### To do
Which lines of the records contain "Québec"? Collect every one of them.
------------------------------
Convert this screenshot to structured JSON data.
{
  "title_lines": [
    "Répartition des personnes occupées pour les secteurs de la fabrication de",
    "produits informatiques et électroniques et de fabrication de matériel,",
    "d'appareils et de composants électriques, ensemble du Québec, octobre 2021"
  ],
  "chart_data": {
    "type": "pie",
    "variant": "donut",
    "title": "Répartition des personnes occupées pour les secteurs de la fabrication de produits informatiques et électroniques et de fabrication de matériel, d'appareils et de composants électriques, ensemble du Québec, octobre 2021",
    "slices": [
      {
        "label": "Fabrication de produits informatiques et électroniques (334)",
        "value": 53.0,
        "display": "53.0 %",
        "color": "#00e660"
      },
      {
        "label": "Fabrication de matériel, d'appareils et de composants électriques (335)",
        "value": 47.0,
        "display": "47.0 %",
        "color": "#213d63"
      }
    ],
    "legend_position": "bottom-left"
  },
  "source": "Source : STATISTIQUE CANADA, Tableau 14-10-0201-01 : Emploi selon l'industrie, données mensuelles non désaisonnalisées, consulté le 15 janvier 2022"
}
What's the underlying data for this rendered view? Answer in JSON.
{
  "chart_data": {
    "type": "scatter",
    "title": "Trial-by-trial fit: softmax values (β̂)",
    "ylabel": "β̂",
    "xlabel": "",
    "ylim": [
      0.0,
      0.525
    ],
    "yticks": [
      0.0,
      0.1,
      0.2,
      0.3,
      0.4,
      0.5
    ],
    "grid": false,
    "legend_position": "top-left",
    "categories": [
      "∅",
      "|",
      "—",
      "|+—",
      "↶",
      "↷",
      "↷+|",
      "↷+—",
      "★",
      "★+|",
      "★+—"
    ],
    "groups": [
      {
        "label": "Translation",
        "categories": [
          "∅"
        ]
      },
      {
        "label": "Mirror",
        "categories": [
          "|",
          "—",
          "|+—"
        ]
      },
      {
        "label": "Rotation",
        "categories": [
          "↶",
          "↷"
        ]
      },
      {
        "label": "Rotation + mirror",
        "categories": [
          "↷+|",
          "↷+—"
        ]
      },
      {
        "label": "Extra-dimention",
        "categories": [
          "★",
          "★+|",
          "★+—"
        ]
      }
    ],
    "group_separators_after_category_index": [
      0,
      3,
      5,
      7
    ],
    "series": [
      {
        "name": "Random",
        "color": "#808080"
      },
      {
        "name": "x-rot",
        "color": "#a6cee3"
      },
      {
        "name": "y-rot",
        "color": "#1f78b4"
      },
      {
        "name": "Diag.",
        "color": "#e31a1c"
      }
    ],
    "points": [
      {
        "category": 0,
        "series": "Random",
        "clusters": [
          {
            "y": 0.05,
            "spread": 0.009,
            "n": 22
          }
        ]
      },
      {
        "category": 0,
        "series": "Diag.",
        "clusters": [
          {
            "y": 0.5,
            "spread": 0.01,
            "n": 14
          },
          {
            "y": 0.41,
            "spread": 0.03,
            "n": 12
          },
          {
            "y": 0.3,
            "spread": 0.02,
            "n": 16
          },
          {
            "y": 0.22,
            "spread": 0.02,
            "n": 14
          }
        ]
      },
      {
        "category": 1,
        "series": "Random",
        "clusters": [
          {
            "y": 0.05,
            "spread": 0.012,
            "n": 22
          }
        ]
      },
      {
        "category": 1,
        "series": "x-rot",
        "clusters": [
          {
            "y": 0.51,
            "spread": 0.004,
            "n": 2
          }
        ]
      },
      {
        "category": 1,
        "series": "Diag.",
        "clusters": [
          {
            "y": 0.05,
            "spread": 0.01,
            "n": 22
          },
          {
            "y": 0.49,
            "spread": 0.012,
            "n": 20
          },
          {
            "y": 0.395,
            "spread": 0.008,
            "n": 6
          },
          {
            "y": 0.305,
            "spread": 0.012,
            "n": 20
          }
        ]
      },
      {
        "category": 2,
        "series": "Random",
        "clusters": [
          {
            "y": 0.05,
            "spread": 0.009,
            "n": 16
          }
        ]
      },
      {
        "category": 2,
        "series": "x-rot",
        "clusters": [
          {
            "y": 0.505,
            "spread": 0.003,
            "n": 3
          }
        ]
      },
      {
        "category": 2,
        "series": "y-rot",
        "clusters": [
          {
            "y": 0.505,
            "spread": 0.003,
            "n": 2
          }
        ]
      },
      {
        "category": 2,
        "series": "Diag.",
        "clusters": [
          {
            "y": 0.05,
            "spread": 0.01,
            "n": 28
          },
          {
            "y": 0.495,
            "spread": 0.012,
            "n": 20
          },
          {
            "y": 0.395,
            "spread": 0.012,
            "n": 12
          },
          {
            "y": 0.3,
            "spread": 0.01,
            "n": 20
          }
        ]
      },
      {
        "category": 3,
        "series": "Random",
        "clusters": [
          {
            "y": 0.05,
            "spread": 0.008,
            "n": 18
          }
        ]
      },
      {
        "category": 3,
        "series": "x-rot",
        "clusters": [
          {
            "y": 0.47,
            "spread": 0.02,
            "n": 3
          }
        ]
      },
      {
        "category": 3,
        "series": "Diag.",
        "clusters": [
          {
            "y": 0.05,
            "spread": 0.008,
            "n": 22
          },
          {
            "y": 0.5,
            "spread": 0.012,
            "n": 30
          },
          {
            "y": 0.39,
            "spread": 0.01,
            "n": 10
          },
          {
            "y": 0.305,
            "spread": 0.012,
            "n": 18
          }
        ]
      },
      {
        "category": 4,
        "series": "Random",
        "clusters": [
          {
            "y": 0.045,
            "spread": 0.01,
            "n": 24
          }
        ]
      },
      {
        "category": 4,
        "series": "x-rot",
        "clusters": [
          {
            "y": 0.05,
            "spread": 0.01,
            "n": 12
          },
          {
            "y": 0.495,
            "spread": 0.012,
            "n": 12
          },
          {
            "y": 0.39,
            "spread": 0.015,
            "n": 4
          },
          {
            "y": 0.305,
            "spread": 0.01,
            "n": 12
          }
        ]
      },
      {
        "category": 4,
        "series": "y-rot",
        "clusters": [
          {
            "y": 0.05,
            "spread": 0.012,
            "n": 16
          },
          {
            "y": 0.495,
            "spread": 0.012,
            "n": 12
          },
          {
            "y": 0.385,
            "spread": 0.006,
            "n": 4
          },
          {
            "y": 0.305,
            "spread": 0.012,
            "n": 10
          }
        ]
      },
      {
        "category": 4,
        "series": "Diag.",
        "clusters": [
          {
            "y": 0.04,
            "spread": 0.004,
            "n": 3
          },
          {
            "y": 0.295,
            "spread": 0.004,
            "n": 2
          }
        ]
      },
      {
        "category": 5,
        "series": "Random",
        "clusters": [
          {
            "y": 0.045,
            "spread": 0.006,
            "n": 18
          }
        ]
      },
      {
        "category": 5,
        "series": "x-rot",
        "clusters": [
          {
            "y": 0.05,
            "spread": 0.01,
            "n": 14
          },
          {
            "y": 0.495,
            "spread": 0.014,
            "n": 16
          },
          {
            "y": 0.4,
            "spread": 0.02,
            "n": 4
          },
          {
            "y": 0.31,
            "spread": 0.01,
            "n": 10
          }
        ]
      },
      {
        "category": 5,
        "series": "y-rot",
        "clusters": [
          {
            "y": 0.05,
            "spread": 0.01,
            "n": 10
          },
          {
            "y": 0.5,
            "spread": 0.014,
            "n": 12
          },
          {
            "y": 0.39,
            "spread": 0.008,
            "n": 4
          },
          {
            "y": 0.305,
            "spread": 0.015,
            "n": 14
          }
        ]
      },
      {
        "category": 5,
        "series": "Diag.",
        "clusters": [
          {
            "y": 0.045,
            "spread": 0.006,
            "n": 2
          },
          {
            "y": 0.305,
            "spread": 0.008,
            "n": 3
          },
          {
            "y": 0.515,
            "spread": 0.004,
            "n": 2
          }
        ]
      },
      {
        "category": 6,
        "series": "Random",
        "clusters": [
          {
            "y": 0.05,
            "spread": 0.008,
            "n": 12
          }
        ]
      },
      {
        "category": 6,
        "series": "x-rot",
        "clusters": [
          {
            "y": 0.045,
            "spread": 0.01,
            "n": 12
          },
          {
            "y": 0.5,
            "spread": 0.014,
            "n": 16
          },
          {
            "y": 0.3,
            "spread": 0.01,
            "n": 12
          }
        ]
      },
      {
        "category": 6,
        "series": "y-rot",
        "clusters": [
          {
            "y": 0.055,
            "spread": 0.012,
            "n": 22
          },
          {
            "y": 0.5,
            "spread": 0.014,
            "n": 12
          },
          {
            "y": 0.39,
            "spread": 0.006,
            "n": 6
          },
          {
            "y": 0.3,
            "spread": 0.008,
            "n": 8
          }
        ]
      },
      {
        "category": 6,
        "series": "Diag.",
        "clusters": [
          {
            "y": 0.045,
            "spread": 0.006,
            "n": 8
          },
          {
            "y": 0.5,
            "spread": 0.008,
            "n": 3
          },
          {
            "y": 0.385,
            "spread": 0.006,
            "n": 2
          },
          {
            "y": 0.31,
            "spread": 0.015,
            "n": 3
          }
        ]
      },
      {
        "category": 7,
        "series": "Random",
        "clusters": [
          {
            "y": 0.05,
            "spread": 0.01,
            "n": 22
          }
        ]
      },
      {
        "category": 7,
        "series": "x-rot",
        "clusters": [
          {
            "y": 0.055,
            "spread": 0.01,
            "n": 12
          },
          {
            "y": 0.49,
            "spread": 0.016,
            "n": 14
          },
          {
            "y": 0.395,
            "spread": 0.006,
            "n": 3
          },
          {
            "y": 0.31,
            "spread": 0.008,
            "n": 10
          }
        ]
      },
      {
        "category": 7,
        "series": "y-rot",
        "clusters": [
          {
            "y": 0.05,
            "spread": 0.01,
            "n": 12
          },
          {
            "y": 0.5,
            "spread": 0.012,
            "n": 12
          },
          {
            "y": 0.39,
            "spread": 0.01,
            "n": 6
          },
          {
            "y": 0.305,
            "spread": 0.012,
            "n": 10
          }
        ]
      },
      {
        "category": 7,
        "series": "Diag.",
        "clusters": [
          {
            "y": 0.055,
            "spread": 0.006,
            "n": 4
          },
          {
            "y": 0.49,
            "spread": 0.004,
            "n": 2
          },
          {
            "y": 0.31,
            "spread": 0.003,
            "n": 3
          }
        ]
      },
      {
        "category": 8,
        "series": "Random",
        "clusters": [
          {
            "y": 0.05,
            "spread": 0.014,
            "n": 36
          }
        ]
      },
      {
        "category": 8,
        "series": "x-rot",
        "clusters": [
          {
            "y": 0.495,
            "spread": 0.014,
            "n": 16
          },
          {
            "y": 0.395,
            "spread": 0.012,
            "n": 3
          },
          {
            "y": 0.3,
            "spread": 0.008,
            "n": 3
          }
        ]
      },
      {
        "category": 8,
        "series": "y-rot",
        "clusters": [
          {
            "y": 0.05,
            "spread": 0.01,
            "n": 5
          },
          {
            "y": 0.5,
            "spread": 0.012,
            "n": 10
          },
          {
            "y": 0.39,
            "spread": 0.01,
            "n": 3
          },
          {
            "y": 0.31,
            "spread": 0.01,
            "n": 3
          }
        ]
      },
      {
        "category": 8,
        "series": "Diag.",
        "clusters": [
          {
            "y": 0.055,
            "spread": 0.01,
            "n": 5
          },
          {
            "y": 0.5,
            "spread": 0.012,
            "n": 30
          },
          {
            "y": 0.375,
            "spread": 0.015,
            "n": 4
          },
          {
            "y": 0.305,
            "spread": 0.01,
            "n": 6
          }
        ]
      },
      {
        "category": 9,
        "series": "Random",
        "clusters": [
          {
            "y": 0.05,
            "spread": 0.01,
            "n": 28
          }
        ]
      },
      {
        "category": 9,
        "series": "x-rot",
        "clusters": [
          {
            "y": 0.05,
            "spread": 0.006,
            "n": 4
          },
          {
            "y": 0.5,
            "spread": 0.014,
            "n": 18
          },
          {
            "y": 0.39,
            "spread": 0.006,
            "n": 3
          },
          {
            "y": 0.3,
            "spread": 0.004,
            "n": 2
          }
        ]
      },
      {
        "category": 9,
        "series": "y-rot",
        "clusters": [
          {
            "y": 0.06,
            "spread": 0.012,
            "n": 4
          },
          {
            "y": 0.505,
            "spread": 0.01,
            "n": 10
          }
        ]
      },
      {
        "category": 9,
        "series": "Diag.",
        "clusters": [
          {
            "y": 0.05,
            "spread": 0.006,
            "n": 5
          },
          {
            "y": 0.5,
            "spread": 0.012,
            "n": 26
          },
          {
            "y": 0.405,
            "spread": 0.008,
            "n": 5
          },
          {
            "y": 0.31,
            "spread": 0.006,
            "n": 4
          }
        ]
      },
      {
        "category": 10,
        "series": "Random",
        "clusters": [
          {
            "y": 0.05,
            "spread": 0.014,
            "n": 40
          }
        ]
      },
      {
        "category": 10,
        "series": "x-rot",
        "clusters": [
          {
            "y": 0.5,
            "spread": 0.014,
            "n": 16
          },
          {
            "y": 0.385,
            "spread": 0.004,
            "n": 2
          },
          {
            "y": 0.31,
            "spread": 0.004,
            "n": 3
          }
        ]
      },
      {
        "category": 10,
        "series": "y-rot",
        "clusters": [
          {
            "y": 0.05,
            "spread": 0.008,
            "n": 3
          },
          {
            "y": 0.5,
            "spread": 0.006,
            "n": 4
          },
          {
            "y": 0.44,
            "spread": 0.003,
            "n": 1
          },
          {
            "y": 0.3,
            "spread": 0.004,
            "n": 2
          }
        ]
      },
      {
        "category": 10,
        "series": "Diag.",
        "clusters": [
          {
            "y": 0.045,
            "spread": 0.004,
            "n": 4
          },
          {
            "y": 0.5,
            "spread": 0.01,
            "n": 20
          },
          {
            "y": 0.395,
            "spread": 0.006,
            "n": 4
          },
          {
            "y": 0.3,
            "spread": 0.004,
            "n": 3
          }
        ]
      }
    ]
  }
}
------------------------------
### Worked answer
    "d'appareils et de composants électriques, ensemble du Québec, octobre 2021"
    "title": "Répartition des personnes occupées pour les secteurs de la fabrication de produits informatiques et électroniques et de fabrication de matériel, d'appareils et de composants électriques, ensemble du Québec, octobre 2021",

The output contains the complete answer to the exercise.